Omit the pictures from the entries below and retype everything else exactly.
=-=-=-=-=
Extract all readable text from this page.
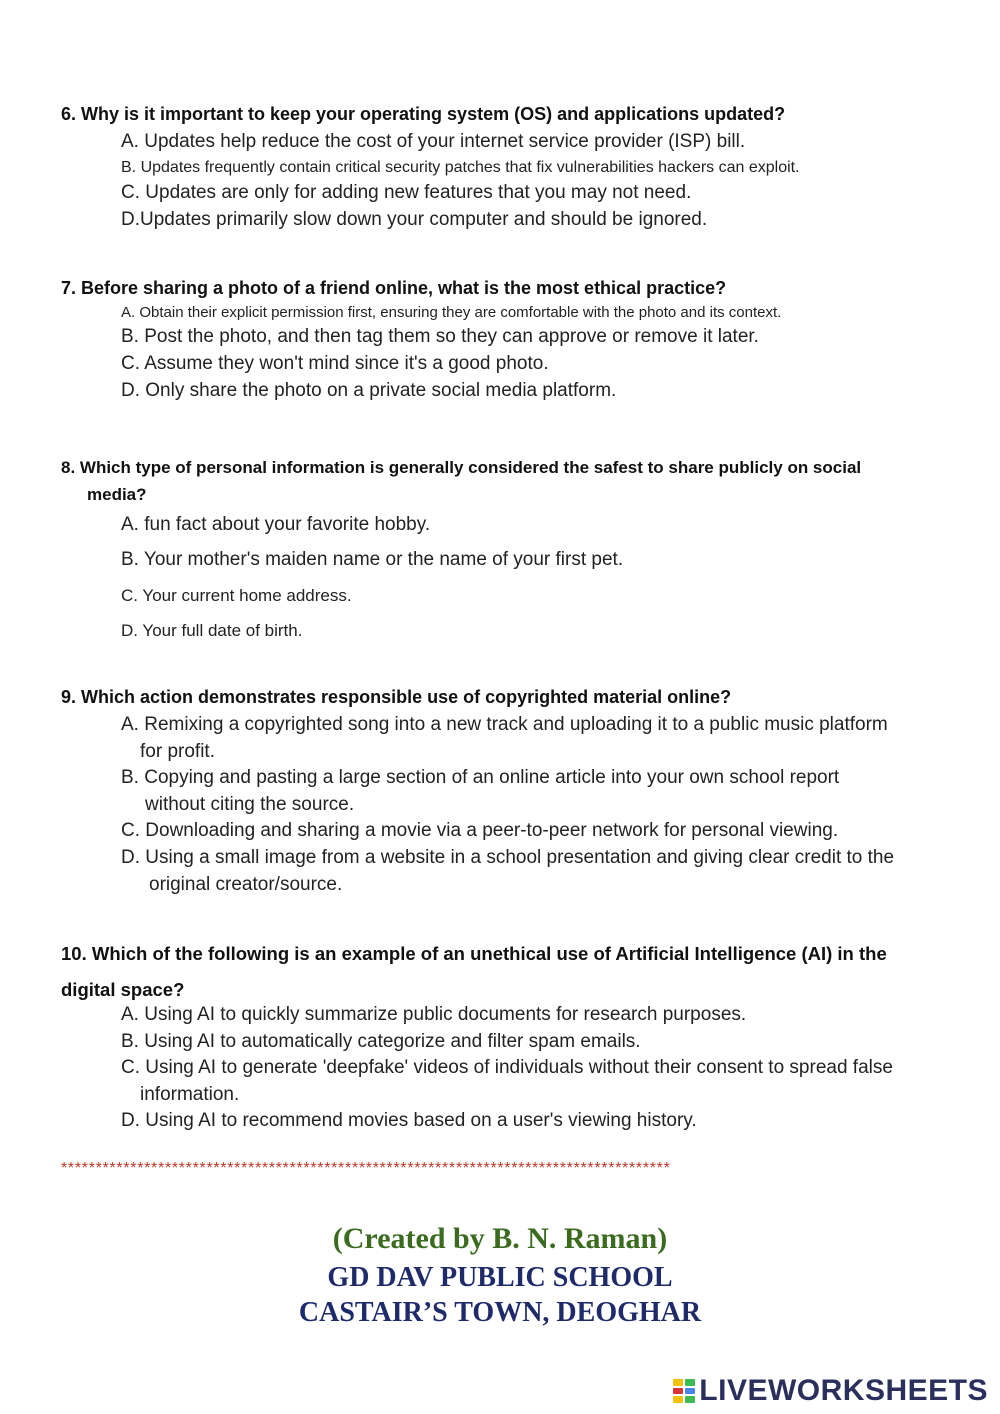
6. Why is it important to keep your operating system (OS) and applications updated?
A. Updates help reduce the cost of your internet service provider (ISP) bill.
B. Updates frequently contain critical security patches that fix vulnerabilities hackers can exploit.
C. Updates are only for adding new features that you may not need.
D.Updates primarily slow down your computer and should be ignored.
7. Before sharing a photo of a friend online, what is the most ethical practice?
A. Obtain their explicit permission first, ensuring they are comfortable with the photo and its context.
B. Post the photo, and then tag them so they can approve or remove it later.
C. Assume they won't mind since it's a good photo.
D. Only share the photo on a private social media platform.
8. Which type of personal information is generally considered the safest to share publicly on social
media?
A. fun fact about your favorite hobby.
B. Your mother's maiden name or the name of your first pet.
C. Your current home address.
D. Your full date of birth.
9. Which action demonstrates responsible use of copyrighted material online?
A. Remixing a copyrighted song into a new track and uploading it to a public music platform
for profit.
B. Copying and pasting a large section of an online article into your own school report
without citing the source.
C. Downloading and sharing a movie via a peer-to-peer network for personal viewing.
D. Using a small image from a website in a school presentation and giving clear credit to the
original creator/source.
10. Which of the following is an example of an unethical use of Artificial Intelligence (AI) in the
digital space?
A. Using AI to quickly summarize public documents for research purposes.
B. Using AI to automatically categorize and filter spam emails.
C. Using AI to generate 'deepfake' videos of individuals without their consent to spread false
information.
D. Using AI to recommend movies based on a user's viewing history.
****************************************************************************************
(Created by B. N. Raman)
GD DAV PUBLIC SCHOOL
CASTAIR’S TOWN, DEOGHAR
LIVEWORKSHEETS
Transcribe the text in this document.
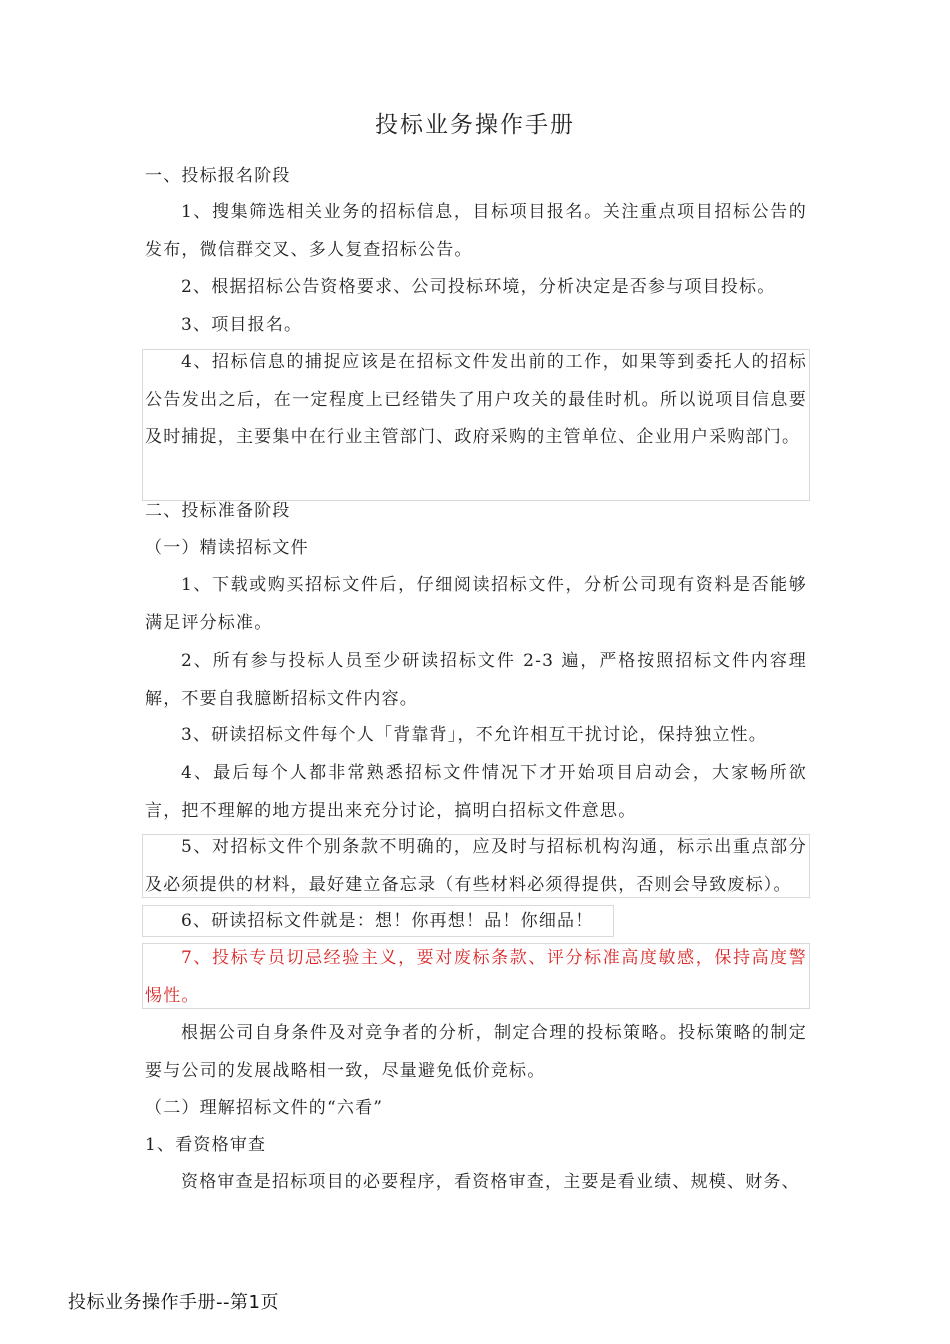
投标业务操作手册
一、投标报名阶段
1、搜集筛选相关业务的招标信息，目标项目报名。关注重点项目招标公告的发布，微信群交叉、多人复查招标公告。
2、根据招标公告资格要求、公司投标环境，分析决定是否参与项目投标。
3、项目报名。
4、招标信息的捕捉应该是在招标文件发出前的工作，如果等到委托人的招标公告发出之后，在一定程度上已经错失了用户攻关的最佳时机。所以说项目信息要及时捕捉，主要集中在行业主管部门、政府采购的主管单位、企业用户采购部门。
二、投标准备阶段
（一）精读招标文件
1、下载或购买招标文件后，仔细阅读招标文件，分析公司现有资料是否能够满足评分标准。
2、所有参与投标人员至少研读招标文件 2-3 遍，严格按照招标文件内容理解，不要自我臆断招标文件内容。
3、研读招标文件每个人「背靠背」，不允许相互干扰讨论，保持独立性。
4、最后每个人都非常熟悉招标文件情况下才开始项目启动会，大家畅所欲言，把不理解的地方提出来充分讨论，搞明白招标文件意思。
5、对招标文件个别条款不明确的，应及时与招标机构沟通，标示出重点部分及必须提供的材料，最好建立备忘录（有些材料必须得提供，否则会导致废标）。
6、研读招标文件就是：想！你再想！品！你细品！
7、投标专员切忌经验主义，要对废标条款、评分标准高度敏感，保持高度警惕性。
根据公司自身条件及对竞争者的分析，制定合理的投标策略。投标策略的制定要与公司的发展战略相一致，尽量避免低价竞标。
（二）理解招标文件的“六看”
1、看资格审查
资格审查是招标项目的必要程序，看资格审查，主要是看业绩、规模、财务、
投标业务操作手册--第1页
=-=-=-=-=
Output for this exercise:
Extract all readable text from this page.
6. Why is it important to keep your operating system (OS) and applications updated?
A. Updates help reduce the cost of your internet service provider (ISP) bill.
B. Updates frequently contain critical security patches that fix vulnerabilities hackers can exploit.
C. Updates are only for adding new features that you may not need.
D.Updates primarily slow down your computer and should be ignored.
7. Before sharing a photo of a friend online, what is the most ethical practice?
A. Obtain their explicit permission first, ensuring they are comfortable with the photo and its context.
B. Post the photo, and then tag them so they can approve or remove it later.
C. Assume they won't mind since it's a good photo.
D. Only share the photo on a private social media platform.
8. Which type of personal information is generally considered the safest to share publicly on social
media?
A. fun fact about your favorite hobby.
B. Your mother's maiden name or the name of your first pet.
C. Your current home address.
D. Your full date of birth.
9. Which action demonstrates responsible use of copyrighted material online?
A. Remixing a copyrighted song into a new track and uploading it to a public music platform
for profit.
B. Copying and pasting a large section of an online article into your own school report
without citing the source.
C. Downloading and sharing a movie via a peer-to-peer network for personal viewing.
D. Using a small image from a website in a school presentation and giving clear credit to the
original creator/source.
10. Which of the following is an example of an unethical use of Artificial Intelligence (AI) in the
digital space?
A. Using AI to quickly summarize public documents for research purposes.
B. Using AI to automatically categorize and filter spam emails.
C. Using AI to generate 'deepfake' videos of individuals without their consent to spread false
information.
D. Using AI to recommend movies based on a user's viewing history.
****************************************************************************************
(Created by B. N. Raman)
GD DAV PUBLIC SCHOOL
CASTAIR’S TOWN, DEOGHAR
LIVEWORKSHEETS
Transcribe the text in this document.
投标业务操作手册
一、投标报名阶段
1、搜集筛选相关业务的招标信息，目标项目报名。关注重点项目招标公告的发布，微信群交叉、多人复查招标公告。
2、根据招标公告资格要求、公司投标环境，分析决定是否参与项目投标。
3、项目报名。
4、招标信息的捕捉应该是在招标文件发出前的工作，如果等到委托人的招标公告发出之后，在一定程度上已经错失了用户攻关的最佳时机。所以说项目信息要及时捕捉，主要集中在行业主管部门、政府采购的主管单位、企业用户采购部门。
二、投标准备阶段
（一）精读招标文件
1、下载或购买招标文件后，仔细阅读招标文件，分析公司现有资料是否能够满足评分标准。
2、所有参与投标人员至少研读招标文件 2-3 遍，严格按照招标文件内容理解，不要自我臆断招标文件内容。
3、研读招标文件每个人「背靠背」，不允许相互干扰讨论，保持独立性。
4、最后每个人都非常熟悉招标文件情况下才开始项目启动会，大家畅所欲言，把不理解的地方提出来充分讨论，搞明白招标文件意思。
5、对招标文件个别条款不明确的，应及时与招标机构沟通，标示出重点部分及必须提供的材料，最好建立备忘录（有些材料必须得提供，否则会导致废标）。
6、研读招标文件就是：想！你再想！品！你细品！
7、投标专员切忌经验主义，要对废标条款、评分标准高度敏感，保持高度警惕性。
根据公司自身条件及对竞争者的分析，制定合理的投标策略。投标策略的制定要与公司的发展战略相一致，尽量避免低价竞标。
（二）理解招标文件的“六看”
1、看资格审查
资格审查是招标项目的必要程序，看资格审查，主要是看业绩、规模、财务、
投标业务操作手册--第1页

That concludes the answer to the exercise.